**GIVEN INSTRUCTION**
Output the data below in full, byte for byte. Nothing may differ.

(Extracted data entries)
#####
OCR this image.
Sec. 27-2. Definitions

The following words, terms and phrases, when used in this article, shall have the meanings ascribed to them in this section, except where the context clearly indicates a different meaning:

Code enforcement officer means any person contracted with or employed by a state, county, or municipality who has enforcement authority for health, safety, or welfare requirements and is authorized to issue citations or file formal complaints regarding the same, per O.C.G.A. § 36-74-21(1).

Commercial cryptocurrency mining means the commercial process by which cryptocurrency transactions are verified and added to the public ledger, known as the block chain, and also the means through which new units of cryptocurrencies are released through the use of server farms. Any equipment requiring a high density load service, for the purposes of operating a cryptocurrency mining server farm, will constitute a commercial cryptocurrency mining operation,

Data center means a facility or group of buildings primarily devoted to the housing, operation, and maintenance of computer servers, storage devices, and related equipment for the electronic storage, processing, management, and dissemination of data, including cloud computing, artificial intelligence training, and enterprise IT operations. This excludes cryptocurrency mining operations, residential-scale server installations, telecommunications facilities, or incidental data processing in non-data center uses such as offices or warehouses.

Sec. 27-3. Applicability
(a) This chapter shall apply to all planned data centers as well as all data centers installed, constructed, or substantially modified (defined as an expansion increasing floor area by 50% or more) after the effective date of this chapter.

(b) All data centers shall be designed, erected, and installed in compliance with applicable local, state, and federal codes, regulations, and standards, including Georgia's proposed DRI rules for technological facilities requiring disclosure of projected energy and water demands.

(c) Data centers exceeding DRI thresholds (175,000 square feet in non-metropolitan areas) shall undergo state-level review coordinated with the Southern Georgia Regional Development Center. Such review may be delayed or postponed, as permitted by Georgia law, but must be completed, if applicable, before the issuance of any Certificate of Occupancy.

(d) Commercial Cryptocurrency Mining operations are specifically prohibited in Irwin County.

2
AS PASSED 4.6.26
#####
**FINAL RESULT**
OCR this image.
Sec. 27-2. Definitions

The following words, terms and phrases, when used in this article, shall have the meanings ascribed to them in this section, except where the context clearly indicates a different meaning:

Code enforcement officer means any person contracted with or employed by a state, county, or municipality who has enforcement authority for health, safety, or welfare requirements and is authorized to issue citations or file formal complaints regarding the same, per O.C.G.A. § 36-74-21(1).

Commercial cryptocurrency mining means the commercial process by which cryptocurrency transactions are verified and added to the public ledger, known as the block chain, and also the means through which new units of cryptocurrencies are released through the use of server farms. Any equipment requiring a high density load service, for the purposes of operating a cryptocurrency mining server farm, will constitute a commercial cryptocurrency mining operation,

Data center means a facility or group of buildings primarily devoted to the housing, operation, and maintenance of computer servers, storage devices, and related equipment for the electronic storage, processing, management, and dissemination of data, including cloud computing, artificial intelligence training, and enterprise IT operations. This excludes cryptocurrency mining operations, residential-scale server installations, telecommunications facilities, or incidental data processing in non-data center uses such as offices or warehouses.

Sec. 27-3. Applicability
(a) This chapter shall apply to all planned data centers as well as all data centers installed, constructed, or substantially modified (defined as an expansion increasing floor area by 50% or more) after the effective date of this chapter.

(b) All data centers shall be designed, erected, and installed in compliance with applicable local, state, and federal codes, regulations, and standards, including Georgia's proposed DRI rules for technological facilities requiring disclosure of projected energy and water demands.

(c) Data centers exceeding DRI thresholds (175,000 square feet in non-metropolitan areas) shall undergo state-level review coordinated with the Southern Georgia Regional Development Center. Such review may be delayed or postponed, as permitted by Georgia law, but must be completed, if applicable, before the issuance of any Certificate of Occupancy.

(d) Commercial Cryptocurrency Mining operations are specifically prohibited in Irwin County.

2
AS PASSED 4.6.26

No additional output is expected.